### YOUR GOAL
Your task is to copy the listing exactly, with the pictures left out.
....................
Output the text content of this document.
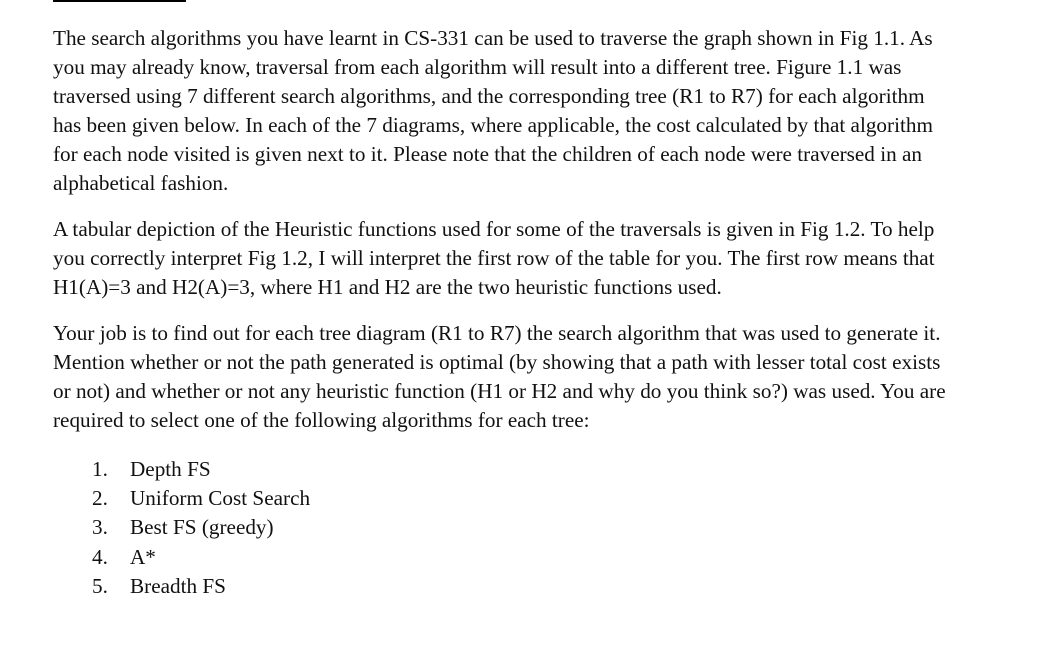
The search algorithms you have learnt in CS-331 can be used to traverse the graph shown in Fig 1.1. As
you may already know, traversal from each algorithm will result into a different tree. Figure 1.1 was
traversed using 7 different search algorithms, and the corresponding tree (R1 to R7) for each algorithm
has been given below. In each of the 7 diagrams, where applicable, the cost calculated by that algorithm
for each node visited is given next to it. Please note that the children of each node were traversed in an
alphabetical fashion.

A tabular depiction of the Heuristic functions used for some of the traversals is given in Fig 1.2. To help
you correctly interpret Fig 1.2, I will interpret the first row of the table for you. The first row means that
H1(A)=3 and H2(A)=3, where H1 and H2 are the two heuristic functions used.

Your job is to find out for each tree diagram (R1 to R7) the search algorithm that was used to generate it.
Mention whether or not the path generated is optimal (by showing that a path with lesser total cost exists
or not) and whether or not any heuristic function (H1 or H2 and why do you think so?) was used. You are
required to select one of the following algorithms for each tree:

1.	Depth FS
2.	Uniform Cost Search
3.	Best FS (greedy)
4.	A*
5.	Breadth FS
....................
### FINISHED EXERCISE
Output the text content of this document.
The search algorithms you have learnt in CS-331 can be used to traverse the graph shown in Fig 1.1. As
you may already know, traversal from each algorithm will result into a different tree. Figure 1.1 was
traversed using 7 different search algorithms, and the corresponding tree (R1 to R7) for each algorithm
has been given below. In each of the 7 diagrams, where applicable, the cost calculated by that algorithm
for each node visited is given next to it. Please note that the children of each node were traversed in an
alphabetical fashion.

A tabular depiction of the Heuristic functions used for some of the traversals is given in Fig 1.2. To help
you correctly interpret Fig 1.2, I will interpret the first row of the table for you. The first row means that
H1(A)=3 and H2(A)=3, where H1 and H2 are the two heuristic functions used.

Your job is to find out for each tree diagram (R1 to R7) the search algorithm that was used to generate it.
Mention whether or not the path generated is optimal (by showing that a path with lesser total cost exists
or not) and whether or not any heuristic function (H1 or H2 and why do you think so?) was used. You are
required to select one of the following algorithms for each tree:

1.	Depth FS
2.	Uniform Cost Search
3.	Best FS (greedy)
4.	A*
5.	Breadth FS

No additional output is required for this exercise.